TASK DETAILS: In the records below, find the line containing "Convert this chart to structured JSON data.", then extract that line and all subsequent lines exactly, leaving out everything else.

********************

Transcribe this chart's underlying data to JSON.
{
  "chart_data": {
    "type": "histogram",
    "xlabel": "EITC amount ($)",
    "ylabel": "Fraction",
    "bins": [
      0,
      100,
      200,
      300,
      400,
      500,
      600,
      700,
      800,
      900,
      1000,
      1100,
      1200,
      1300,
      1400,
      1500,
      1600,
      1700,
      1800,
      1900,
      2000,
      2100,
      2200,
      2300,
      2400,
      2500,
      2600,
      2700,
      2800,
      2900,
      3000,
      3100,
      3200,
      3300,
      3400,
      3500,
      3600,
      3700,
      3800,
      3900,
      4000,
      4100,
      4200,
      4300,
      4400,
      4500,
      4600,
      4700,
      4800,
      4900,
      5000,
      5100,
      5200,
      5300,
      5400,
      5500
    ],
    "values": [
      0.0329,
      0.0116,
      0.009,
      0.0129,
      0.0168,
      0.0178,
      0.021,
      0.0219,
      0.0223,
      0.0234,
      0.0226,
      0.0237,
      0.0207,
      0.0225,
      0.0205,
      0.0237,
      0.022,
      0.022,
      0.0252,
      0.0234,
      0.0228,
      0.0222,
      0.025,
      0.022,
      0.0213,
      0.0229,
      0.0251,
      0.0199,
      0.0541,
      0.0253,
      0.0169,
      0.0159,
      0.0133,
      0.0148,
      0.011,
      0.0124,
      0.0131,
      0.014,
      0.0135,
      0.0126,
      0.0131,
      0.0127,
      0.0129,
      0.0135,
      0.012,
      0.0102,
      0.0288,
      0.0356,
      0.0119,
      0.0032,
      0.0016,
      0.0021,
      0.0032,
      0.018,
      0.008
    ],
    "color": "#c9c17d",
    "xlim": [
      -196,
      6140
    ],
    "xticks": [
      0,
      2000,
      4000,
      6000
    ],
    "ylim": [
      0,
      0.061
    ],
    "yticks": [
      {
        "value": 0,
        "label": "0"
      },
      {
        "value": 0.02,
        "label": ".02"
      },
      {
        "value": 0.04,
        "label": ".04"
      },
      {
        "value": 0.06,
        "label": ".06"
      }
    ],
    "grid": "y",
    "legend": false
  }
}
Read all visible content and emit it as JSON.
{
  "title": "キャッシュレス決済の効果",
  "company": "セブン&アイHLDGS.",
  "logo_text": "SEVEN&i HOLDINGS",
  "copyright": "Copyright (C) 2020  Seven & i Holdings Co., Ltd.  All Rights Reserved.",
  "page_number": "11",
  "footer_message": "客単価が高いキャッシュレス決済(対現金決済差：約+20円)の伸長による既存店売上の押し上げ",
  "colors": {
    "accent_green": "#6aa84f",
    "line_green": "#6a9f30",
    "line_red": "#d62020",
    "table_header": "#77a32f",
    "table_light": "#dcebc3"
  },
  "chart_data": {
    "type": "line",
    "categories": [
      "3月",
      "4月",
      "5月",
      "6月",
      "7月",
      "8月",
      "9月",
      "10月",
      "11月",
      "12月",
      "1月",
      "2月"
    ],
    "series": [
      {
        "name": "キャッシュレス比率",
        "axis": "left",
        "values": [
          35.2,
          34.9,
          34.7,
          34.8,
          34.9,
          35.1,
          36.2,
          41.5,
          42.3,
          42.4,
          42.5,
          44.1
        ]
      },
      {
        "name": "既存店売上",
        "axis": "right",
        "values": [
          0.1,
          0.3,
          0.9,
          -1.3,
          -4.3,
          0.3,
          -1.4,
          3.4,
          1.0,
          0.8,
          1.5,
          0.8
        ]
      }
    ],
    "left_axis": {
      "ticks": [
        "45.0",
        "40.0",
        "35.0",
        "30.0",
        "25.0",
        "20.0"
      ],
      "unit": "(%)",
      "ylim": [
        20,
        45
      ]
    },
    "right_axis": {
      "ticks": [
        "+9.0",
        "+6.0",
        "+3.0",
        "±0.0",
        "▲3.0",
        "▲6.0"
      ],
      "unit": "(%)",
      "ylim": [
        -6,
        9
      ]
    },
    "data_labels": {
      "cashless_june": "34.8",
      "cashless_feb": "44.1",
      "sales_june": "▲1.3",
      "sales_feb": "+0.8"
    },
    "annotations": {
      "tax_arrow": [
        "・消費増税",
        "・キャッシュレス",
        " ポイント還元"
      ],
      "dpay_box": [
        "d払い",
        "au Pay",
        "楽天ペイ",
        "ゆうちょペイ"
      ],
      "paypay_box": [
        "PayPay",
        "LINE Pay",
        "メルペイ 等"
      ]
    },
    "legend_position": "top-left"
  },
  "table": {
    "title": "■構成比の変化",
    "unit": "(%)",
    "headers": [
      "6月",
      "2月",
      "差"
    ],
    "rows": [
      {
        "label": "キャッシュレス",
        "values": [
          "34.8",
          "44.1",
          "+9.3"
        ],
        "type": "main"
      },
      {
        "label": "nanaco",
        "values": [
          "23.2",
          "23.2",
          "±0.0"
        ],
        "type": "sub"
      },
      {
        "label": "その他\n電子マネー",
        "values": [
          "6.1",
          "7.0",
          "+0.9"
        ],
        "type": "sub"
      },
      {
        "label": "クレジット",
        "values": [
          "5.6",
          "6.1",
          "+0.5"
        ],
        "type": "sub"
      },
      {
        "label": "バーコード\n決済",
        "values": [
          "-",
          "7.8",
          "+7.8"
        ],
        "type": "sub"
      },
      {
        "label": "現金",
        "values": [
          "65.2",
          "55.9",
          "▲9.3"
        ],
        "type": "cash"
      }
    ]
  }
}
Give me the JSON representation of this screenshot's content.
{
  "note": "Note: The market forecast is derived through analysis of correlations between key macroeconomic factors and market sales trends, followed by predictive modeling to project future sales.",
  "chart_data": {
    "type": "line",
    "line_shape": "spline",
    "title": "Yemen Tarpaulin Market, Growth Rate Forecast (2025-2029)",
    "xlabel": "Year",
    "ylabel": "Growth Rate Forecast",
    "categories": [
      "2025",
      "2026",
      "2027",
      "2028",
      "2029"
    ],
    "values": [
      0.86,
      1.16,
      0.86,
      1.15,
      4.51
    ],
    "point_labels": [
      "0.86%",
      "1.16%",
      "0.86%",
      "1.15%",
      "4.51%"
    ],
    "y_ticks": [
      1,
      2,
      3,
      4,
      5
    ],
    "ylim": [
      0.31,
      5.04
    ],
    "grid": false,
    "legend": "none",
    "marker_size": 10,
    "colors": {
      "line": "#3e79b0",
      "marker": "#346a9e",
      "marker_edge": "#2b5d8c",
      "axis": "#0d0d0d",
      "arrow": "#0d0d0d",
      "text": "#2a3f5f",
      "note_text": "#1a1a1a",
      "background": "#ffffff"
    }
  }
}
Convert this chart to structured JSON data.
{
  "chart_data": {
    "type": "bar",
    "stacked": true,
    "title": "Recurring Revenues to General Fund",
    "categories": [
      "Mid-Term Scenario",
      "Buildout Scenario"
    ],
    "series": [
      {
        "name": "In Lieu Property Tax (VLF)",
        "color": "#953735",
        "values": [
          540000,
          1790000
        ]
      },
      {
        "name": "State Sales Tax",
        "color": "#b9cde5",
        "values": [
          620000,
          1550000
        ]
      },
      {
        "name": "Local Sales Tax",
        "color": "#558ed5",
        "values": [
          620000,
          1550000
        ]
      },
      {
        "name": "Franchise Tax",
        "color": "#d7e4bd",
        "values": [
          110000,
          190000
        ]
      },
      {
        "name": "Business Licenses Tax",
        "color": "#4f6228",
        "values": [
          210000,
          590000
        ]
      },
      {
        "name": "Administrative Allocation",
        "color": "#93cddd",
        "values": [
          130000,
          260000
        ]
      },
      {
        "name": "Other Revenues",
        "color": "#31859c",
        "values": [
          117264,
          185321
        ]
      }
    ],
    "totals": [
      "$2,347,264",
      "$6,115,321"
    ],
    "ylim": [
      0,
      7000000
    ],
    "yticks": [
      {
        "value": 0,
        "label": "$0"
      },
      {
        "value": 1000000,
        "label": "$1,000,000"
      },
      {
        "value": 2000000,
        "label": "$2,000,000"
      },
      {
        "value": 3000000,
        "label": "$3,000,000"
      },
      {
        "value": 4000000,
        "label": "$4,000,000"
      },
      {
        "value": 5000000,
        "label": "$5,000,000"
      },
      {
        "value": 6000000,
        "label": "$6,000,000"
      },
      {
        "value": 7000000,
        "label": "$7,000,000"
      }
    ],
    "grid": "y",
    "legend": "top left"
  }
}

********************

EXERCISE ANSWER:
Convert this chart to structured JSON data.
{
  "chart_data": {
    "type": "bar",
    "stacked": true,
    "title": "Recurring Revenues to General Fund",
    "categories": [
      "Mid-Term Scenario",
      "Buildout Scenario"
    ],
    "series": [
      {
        "name": "In Lieu Property Tax (VLF)",
        "color": "#953735",
        "values": [
          540000,
          1790000
        ]
      },
      {
        "name": "State Sales Tax",
        "color": "#b9cde5",
        "values": [
          620000,
          1550000
        ]
      },
      {
        "name": "Local Sales Tax",
        "color": "#558ed5",
        "values": [
          620000,
          1550000
        ]
      },
      {
        "name": "Franchise Tax",
        "color": "#d7e4bd",
        "values": [
          110000,
          190000
        ]
      },
      {
        "name": "Business Licenses Tax",
        "color": "#4f6228",
        "values": [
          210000,
          590000
        ]
      },
      {
        "name": "Administrative Allocation",
        "color": "#93cddd",
        "values": [
          130000,
          260000
        ]
      },
      {
        "name": "Other Revenues",
        "color": "#31859c",
        "values": [
          117264,
          185321
        ]
      }
    ],
    "totals": [
      "$2,347,264",
      "$6,115,321"
    ],
    "ylim": [
      0,
      7000000
    ],
    "yticks": [
      {
        "value": 0,
        "label": "$0"
      },
      {
        "value": 1000000,
        "label": "$1,000,000"
      },
      {
        "value": 2000000,
        "label": "$2,000,000"
      },
      {
        "value": 3000000,
        "label": "$3,000,000"
      },
      {
        "value": 4000000,
        "label": "$4,000,000"
      },
      {
        "value": 5000000,
        "label": "$5,000,000"
      },
      {
        "value": 6000000,
        "label": "$6,000,000"
      },
      {
        "value": 7000000,
        "label": "$7,000,000"
      }
    ],
    "grid": "y",
    "legend": "top left"
  }
}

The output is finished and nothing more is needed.